## What is needed
Below are the records; pull every line that includes "Invert".

## Entries supplied
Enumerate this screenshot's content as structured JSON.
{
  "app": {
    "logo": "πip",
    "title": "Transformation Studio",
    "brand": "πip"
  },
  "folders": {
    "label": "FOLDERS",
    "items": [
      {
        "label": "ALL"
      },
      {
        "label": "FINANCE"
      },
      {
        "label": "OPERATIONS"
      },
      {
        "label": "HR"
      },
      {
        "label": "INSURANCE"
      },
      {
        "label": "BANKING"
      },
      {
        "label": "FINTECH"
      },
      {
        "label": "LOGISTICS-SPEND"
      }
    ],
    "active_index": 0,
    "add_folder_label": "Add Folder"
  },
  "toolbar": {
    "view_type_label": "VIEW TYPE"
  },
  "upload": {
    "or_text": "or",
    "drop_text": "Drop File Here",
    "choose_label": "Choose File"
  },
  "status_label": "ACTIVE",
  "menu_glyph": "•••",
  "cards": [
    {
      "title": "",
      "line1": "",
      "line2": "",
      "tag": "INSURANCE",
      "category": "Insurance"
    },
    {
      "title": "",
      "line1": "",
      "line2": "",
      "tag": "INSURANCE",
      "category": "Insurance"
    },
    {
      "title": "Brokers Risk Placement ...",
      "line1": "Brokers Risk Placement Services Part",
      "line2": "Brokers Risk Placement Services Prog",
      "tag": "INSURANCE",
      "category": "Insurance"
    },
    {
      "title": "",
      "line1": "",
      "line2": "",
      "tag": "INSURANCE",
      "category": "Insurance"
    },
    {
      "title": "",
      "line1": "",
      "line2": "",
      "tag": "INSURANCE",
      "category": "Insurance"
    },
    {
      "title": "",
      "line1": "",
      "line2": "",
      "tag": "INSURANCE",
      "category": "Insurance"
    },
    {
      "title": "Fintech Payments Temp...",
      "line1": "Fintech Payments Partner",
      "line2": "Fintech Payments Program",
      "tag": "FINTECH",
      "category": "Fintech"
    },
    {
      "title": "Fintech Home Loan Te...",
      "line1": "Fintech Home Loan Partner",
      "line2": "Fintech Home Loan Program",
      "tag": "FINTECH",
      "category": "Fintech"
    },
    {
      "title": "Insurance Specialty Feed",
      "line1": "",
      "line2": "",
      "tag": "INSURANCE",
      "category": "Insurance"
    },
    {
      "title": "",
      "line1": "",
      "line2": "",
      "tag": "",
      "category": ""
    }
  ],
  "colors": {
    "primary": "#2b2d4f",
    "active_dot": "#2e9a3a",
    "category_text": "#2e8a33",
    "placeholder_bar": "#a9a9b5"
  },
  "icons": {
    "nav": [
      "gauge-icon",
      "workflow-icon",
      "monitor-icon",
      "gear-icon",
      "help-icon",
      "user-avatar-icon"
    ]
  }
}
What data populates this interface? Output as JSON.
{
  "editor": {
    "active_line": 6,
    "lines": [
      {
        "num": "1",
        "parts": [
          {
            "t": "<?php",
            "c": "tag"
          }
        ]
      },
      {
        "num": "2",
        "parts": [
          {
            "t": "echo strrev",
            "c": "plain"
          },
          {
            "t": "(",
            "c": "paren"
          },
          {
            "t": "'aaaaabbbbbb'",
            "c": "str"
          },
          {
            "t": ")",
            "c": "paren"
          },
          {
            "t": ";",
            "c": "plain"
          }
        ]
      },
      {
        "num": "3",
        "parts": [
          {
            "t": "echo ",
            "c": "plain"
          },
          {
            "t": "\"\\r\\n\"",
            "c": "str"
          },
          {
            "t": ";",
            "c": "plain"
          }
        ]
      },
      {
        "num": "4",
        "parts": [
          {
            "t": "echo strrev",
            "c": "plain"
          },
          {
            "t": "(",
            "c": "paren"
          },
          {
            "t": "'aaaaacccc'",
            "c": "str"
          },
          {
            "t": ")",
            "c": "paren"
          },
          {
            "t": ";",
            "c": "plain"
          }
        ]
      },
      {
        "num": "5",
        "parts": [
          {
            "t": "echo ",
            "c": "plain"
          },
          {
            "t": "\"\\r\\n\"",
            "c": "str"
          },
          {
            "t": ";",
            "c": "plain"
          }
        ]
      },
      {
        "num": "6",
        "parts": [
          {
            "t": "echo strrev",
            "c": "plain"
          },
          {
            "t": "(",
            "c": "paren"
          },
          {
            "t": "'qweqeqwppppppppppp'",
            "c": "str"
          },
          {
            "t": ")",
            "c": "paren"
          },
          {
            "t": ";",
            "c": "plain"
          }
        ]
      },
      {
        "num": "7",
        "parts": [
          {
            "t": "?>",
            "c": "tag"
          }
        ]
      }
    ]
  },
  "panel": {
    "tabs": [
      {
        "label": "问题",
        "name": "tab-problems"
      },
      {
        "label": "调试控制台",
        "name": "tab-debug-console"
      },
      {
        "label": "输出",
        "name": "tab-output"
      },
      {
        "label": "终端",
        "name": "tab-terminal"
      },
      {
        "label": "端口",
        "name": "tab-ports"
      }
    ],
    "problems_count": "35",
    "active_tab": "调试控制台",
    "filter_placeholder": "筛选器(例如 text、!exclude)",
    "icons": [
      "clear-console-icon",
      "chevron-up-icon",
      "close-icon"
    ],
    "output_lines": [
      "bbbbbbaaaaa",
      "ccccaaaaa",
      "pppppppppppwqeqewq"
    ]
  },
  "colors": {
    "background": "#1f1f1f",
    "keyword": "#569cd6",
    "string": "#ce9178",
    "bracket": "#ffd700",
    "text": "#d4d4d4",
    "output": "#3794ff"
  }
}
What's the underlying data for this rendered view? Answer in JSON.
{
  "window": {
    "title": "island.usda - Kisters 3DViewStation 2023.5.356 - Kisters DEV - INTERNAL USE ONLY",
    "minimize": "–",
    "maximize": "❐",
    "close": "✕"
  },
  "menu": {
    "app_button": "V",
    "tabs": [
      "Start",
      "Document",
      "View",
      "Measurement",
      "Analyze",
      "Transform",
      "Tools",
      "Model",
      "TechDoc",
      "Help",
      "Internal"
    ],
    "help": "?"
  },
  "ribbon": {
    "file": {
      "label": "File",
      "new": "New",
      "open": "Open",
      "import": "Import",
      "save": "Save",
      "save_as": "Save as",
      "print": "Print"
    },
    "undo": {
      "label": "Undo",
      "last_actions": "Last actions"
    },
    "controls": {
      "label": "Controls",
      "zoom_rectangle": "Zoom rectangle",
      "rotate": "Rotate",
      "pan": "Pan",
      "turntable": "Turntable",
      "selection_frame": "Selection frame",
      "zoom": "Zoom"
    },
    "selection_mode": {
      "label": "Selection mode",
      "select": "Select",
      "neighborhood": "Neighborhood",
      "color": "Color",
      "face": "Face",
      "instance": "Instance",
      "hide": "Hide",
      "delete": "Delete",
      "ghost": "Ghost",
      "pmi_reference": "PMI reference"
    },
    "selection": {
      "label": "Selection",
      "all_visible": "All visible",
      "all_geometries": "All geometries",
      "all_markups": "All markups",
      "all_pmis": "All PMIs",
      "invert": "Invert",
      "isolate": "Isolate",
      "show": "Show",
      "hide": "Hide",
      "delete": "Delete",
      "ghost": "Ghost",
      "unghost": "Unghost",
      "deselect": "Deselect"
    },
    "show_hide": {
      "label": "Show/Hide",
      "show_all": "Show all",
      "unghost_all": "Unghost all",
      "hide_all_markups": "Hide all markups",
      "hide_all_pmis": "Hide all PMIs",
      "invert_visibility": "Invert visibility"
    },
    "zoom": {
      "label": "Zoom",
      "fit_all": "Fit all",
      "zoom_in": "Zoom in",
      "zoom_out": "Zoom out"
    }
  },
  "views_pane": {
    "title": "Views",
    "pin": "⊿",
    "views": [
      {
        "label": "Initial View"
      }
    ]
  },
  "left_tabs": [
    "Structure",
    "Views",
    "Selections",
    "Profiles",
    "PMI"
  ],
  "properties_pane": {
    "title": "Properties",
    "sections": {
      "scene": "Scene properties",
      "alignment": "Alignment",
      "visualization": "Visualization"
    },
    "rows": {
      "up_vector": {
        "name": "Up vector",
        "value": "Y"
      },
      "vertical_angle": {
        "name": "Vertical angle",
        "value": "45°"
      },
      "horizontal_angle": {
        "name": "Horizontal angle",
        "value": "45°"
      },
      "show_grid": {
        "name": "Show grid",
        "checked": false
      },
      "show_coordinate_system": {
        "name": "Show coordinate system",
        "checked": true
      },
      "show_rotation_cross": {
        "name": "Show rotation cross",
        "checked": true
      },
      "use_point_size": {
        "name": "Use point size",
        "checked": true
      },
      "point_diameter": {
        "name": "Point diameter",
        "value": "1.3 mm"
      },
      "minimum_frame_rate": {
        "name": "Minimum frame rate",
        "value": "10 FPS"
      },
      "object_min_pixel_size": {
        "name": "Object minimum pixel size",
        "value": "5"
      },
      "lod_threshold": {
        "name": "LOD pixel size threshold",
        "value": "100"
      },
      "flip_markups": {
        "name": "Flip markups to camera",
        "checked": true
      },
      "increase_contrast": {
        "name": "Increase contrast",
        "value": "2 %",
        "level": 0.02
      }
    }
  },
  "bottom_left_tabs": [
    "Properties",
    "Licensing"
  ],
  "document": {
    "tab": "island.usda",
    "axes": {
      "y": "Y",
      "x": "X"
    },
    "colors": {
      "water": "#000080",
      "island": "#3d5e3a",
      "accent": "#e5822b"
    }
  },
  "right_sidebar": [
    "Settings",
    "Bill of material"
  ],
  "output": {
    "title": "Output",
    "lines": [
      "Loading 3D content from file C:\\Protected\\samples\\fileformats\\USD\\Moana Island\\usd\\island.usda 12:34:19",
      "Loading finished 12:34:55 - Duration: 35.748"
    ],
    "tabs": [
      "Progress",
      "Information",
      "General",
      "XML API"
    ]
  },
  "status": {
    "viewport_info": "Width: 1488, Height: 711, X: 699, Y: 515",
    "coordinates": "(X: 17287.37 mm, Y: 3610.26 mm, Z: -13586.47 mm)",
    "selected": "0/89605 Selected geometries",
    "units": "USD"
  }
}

## Answer to this problem
      "invert": "Invert",
      "invert_visibility": "Invert visibility"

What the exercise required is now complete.